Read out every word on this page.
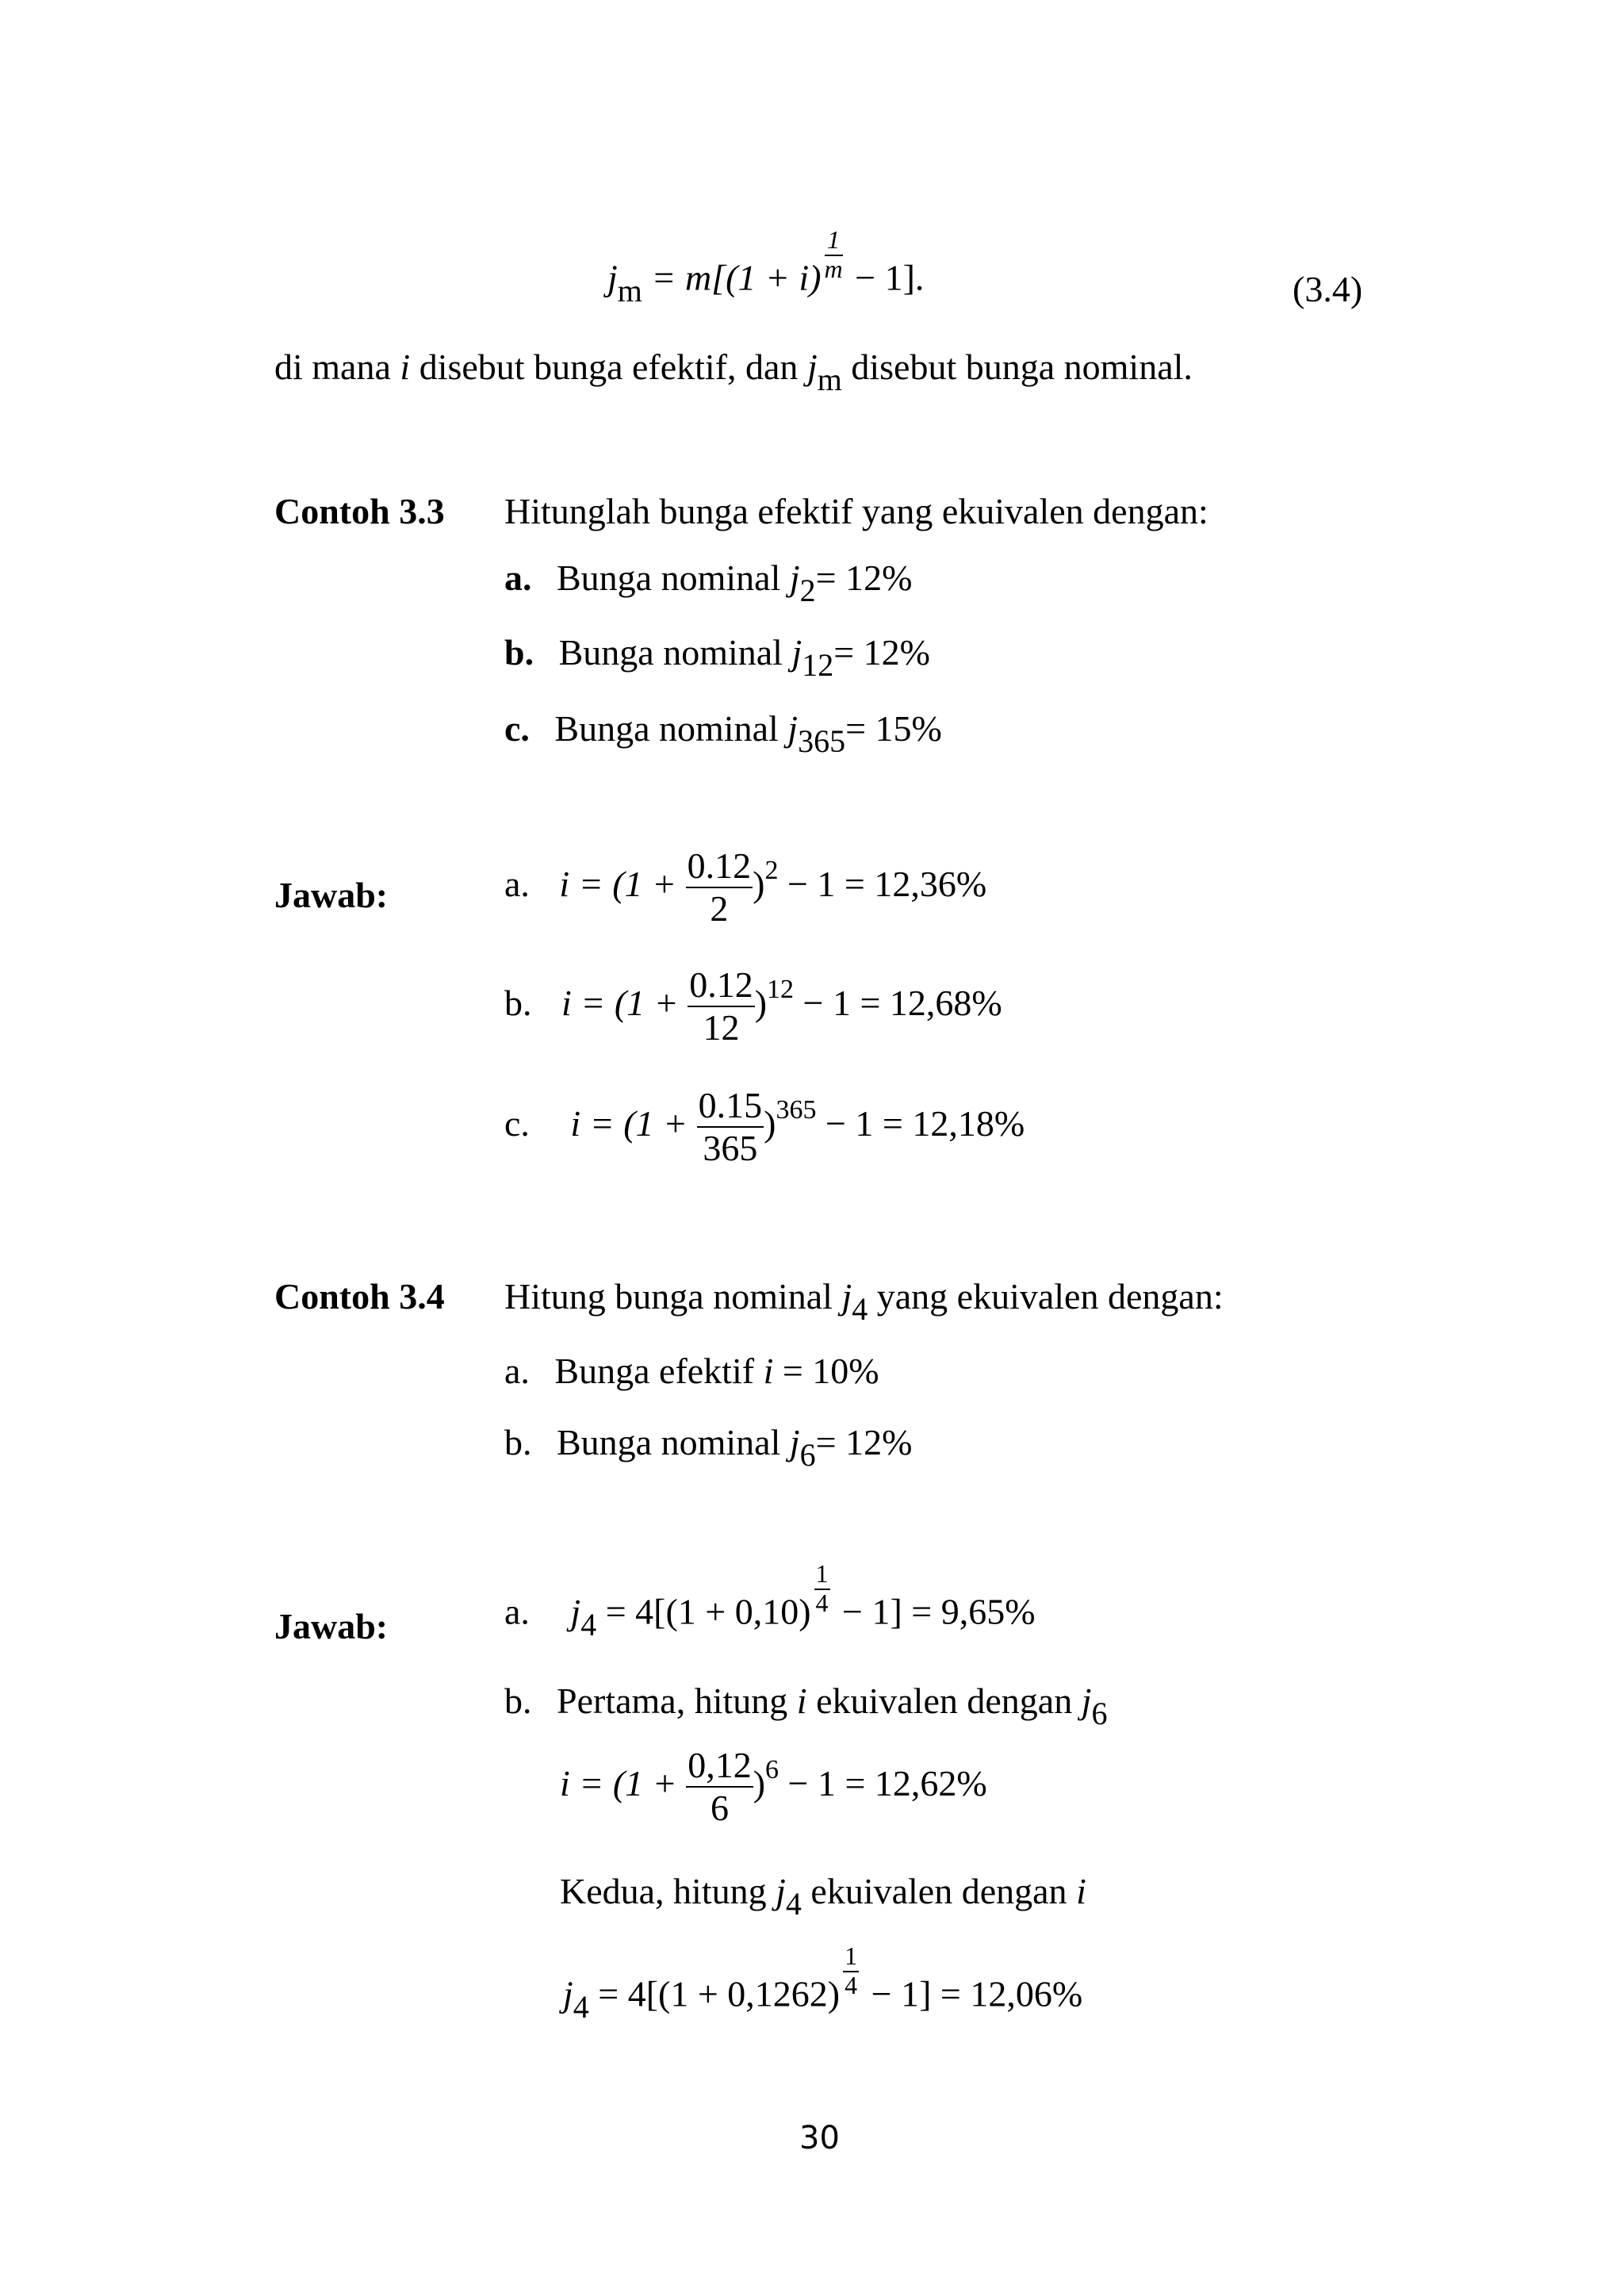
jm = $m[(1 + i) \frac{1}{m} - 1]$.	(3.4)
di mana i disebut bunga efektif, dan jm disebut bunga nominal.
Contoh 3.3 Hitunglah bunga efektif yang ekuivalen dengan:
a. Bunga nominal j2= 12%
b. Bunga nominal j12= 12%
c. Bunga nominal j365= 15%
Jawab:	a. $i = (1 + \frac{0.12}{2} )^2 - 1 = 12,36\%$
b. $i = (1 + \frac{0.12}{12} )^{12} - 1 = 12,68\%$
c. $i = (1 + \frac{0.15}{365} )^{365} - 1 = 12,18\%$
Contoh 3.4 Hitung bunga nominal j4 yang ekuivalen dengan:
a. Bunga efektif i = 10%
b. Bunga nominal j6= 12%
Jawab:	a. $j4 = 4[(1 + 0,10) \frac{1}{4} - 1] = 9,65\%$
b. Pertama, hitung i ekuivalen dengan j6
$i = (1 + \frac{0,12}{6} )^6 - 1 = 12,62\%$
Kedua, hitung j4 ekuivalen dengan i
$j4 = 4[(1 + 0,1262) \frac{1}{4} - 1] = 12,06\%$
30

Job:
Repeat all of the entries word for word, but omit the pictures.

Solution to the exercise:
Read out every word on this page.
jm = $m[(1 + i) \frac{1}{m} - 1]$.	(3.4)
di mana i disebut bunga efektif, dan jm disebut bunga nominal.
Contoh 3.3 Hitunglah bunga efektif yang ekuivalen dengan:
a. Bunga nominal j2= 12%
b. Bunga nominal j12= 12%
c. Bunga nominal j365= 15%
Jawab:	a. $i = (1 + \frac{0.12}{2} )^2 - 1 = 12,36\%$
b. $i = (1 + \frac{0.12}{12} )^{12} - 1 = 12,68\%$
c. $i = (1 + \frac{0.15}{365} )^{365} - 1 = 12,18\%$
Contoh 3.4 Hitung bunga nominal j4 yang ekuivalen dengan:
a. Bunga efektif i = 10%
b. Bunga nominal j6= 12%
Jawab:	a. $j4 = 4[(1 + 0,10) \frac{1}{4} - 1] = 9,65\%$
b. Pertama, hitung i ekuivalen dengan j6
$i = (1 + \frac{0,12}{6} )^6 - 1 = 12,62\%$
Kedua, hitung j4 ekuivalen dengan i
$j4 = 4[(1 + 0,1262) \frac{1}{4} - 1] = 12,06\%$
30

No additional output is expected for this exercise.